AIM OF THE TASK
Print every line of the records below verbatim, leaving out the pictures.

SOURCE RECORDS
☆ ☆ ☆ ☆

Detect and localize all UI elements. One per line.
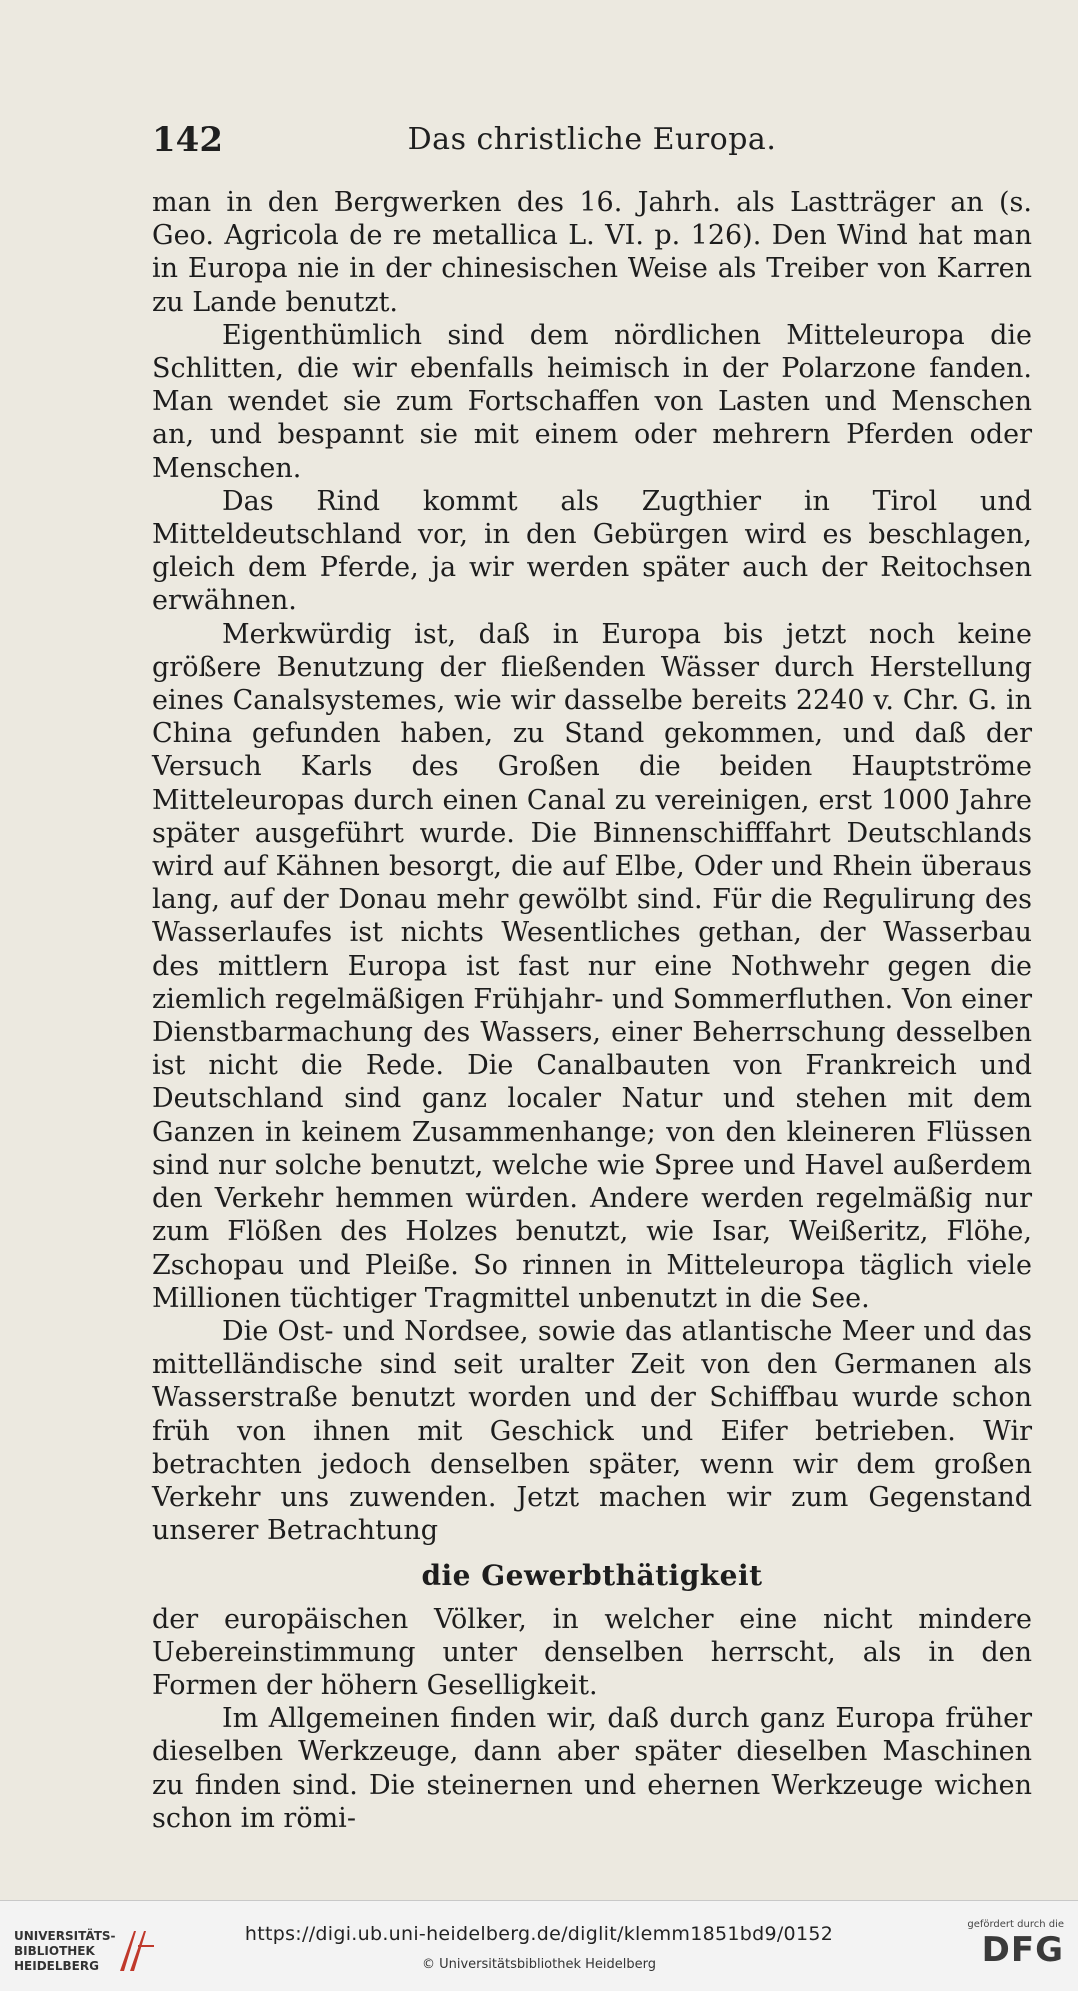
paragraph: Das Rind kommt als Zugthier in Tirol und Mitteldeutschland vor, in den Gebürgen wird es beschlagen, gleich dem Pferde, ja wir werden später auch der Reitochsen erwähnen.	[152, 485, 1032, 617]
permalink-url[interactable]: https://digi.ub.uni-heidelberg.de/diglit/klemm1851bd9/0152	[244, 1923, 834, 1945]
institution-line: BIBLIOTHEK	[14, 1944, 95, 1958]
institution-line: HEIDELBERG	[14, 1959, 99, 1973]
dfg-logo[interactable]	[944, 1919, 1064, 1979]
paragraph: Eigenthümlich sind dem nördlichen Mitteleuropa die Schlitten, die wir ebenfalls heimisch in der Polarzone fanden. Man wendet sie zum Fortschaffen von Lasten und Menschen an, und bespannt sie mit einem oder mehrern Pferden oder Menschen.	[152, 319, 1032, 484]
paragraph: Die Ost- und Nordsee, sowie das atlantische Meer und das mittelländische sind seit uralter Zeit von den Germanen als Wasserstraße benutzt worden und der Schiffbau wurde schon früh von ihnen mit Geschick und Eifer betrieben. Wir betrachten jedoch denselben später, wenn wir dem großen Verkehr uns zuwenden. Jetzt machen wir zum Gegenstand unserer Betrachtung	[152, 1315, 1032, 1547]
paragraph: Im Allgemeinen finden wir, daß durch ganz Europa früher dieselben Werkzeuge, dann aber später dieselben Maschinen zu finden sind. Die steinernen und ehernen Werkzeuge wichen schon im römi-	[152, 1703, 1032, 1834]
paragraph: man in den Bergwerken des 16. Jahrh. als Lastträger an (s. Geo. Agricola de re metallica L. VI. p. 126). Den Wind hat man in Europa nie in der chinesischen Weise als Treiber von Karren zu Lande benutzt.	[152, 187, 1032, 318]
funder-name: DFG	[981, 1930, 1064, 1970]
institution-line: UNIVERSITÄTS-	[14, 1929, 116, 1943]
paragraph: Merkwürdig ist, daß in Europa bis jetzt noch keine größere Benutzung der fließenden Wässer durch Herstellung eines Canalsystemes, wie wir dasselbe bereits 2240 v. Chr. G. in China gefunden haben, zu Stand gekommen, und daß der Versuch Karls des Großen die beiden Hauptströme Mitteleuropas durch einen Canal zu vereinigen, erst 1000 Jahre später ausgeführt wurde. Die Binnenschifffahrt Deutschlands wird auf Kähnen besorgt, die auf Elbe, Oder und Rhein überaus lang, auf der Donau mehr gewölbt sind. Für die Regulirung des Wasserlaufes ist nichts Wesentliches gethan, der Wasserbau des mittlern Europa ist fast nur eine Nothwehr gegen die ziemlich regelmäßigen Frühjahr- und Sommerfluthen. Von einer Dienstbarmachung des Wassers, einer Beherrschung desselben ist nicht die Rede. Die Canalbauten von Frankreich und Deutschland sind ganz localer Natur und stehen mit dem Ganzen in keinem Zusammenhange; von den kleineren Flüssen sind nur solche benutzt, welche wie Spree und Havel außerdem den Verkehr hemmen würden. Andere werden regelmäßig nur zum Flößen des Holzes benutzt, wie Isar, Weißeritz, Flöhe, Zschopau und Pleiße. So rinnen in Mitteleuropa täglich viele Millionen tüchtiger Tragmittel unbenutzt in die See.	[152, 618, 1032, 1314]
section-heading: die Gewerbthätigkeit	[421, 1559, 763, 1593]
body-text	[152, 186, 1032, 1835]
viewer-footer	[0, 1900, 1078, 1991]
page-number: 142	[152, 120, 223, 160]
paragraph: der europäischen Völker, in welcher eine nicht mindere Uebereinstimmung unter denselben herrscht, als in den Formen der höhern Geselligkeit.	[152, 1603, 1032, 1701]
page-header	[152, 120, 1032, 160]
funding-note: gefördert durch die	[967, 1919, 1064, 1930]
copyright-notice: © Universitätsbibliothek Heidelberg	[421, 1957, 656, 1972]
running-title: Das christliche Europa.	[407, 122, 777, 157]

☆ ☆ ☆ ☆

FINAL RESULT
Detect and localize all UI elements. One per line.
paragraph: Das Rind kommt als Zugthier in Tirol und Mitteldeutschland vor, in den Gebürgen wird es beschlagen, gleich dem Pferde, ja wir werden später auch der Reitochsen erwähnen.	[152, 485, 1032, 617]
permalink-url[interactable]: https://digi.ub.uni-heidelberg.de/diglit/klemm1851bd9/0152	[244, 1923, 834, 1945]
institution-line: BIBLIOTHEK	[14, 1944, 95, 1958]
institution-line: HEIDELBERG	[14, 1959, 99, 1973]
dfg-logo[interactable]	[944, 1919, 1064, 1979]
paragraph: Eigenthümlich sind dem nördlichen Mitteleuropa die Schlitten, die wir ebenfalls heimisch in der Polarzone fanden. Man wendet sie zum Fortschaffen von Lasten und Menschen an, und bespannt sie mit einem oder mehrern Pferden oder Menschen.	[152, 319, 1032, 484]
paragraph: Die Ost- und Nordsee, sowie das atlantische Meer und das mittelländische sind seit uralter Zeit von den Germanen als Wasserstraße benutzt worden und der Schiffbau wurde schon früh von ihnen mit Geschick und Eifer betrieben. Wir betrachten jedoch denselben später, wenn wir dem großen Verkehr uns zuwenden. Jetzt machen wir zum Gegenstand unserer Betrachtung	[152, 1315, 1032, 1547]
paragraph: Im Allgemeinen finden wir, daß durch ganz Europa früher dieselben Werkzeuge, dann aber später dieselben Maschinen zu finden sind. Die steinernen und ehernen Werkzeuge wichen schon im römi-	[152, 1703, 1032, 1834]
paragraph: man in den Bergwerken des 16. Jahrh. als Lastträger an (s. Geo. Agricola de re metallica L. VI. p. 126). Den Wind hat man in Europa nie in der chinesischen Weise als Treiber von Karren zu Lande benutzt.	[152, 187, 1032, 318]
funder-name: DFG	[981, 1930, 1064, 1970]
institution-line: UNIVERSITÄTS-	[14, 1929, 116, 1943]
paragraph: Merkwürdig ist, daß in Europa bis jetzt noch keine größere Benutzung der fließenden Wässer durch Herstellung eines Canalsystemes, wie wir dasselbe bereits 2240 v. Chr. G. in China gefunden haben, zu Stand gekommen, und daß der Versuch Karls des Großen die beiden Hauptströme Mitteleuropas durch einen Canal zu vereinigen, erst 1000 Jahre später ausgeführt wurde. Die Binnenschifffahrt Deutschlands wird auf Kähnen besorgt, die auf Elbe, Oder und Rhein überaus lang, auf der Donau mehr gewölbt sind. Für die Regulirung des Wasserlaufes ist nichts Wesentliches gethan, der Wasserbau des mittlern Europa ist fast nur eine Nothwehr gegen die ziemlich regelmäßigen Frühjahr- und Sommerfluthen. Von einer Dienstbarmachung des Wassers, einer Beherrschung desselben ist nicht die Rede. Die Canalbauten von Frankreich und Deutschland sind ganz localer Natur und stehen mit dem Ganzen in keinem Zusammenhange; von den kleineren Flüssen sind nur solche benutzt, welche wie Spree und Havel außerdem den Verkehr hemmen würden. Andere werden regelmäßig nur zum Flößen des Holzes benutzt, wie Isar, Weißeritz, Flöhe, Zschopau und Pleiße. So rinnen in Mitteleuropa täglich viele Millionen tüchtiger Tragmittel unbenutzt in die See.	[152, 618, 1032, 1314]
section-heading: die Gewerbthätigkeit	[421, 1559, 763, 1593]
body-text	[152, 186, 1032, 1835]
viewer-footer	[0, 1900, 1078, 1991]
page-number: 142	[152, 120, 223, 160]
paragraph: der europäischen Völker, in welcher eine nicht mindere Uebereinstimmung unter denselben herrscht, als in den Formen der höhern Geselligkeit.	[152, 1603, 1032, 1701]
page-header	[152, 120, 1032, 160]
funding-note: gefördert durch die	[967, 1919, 1064, 1930]
copyright-notice: © Universitätsbibliothek Heidelberg	[421, 1957, 656, 1972]
running-title: Das christliche Europa.	[407, 122, 777, 157]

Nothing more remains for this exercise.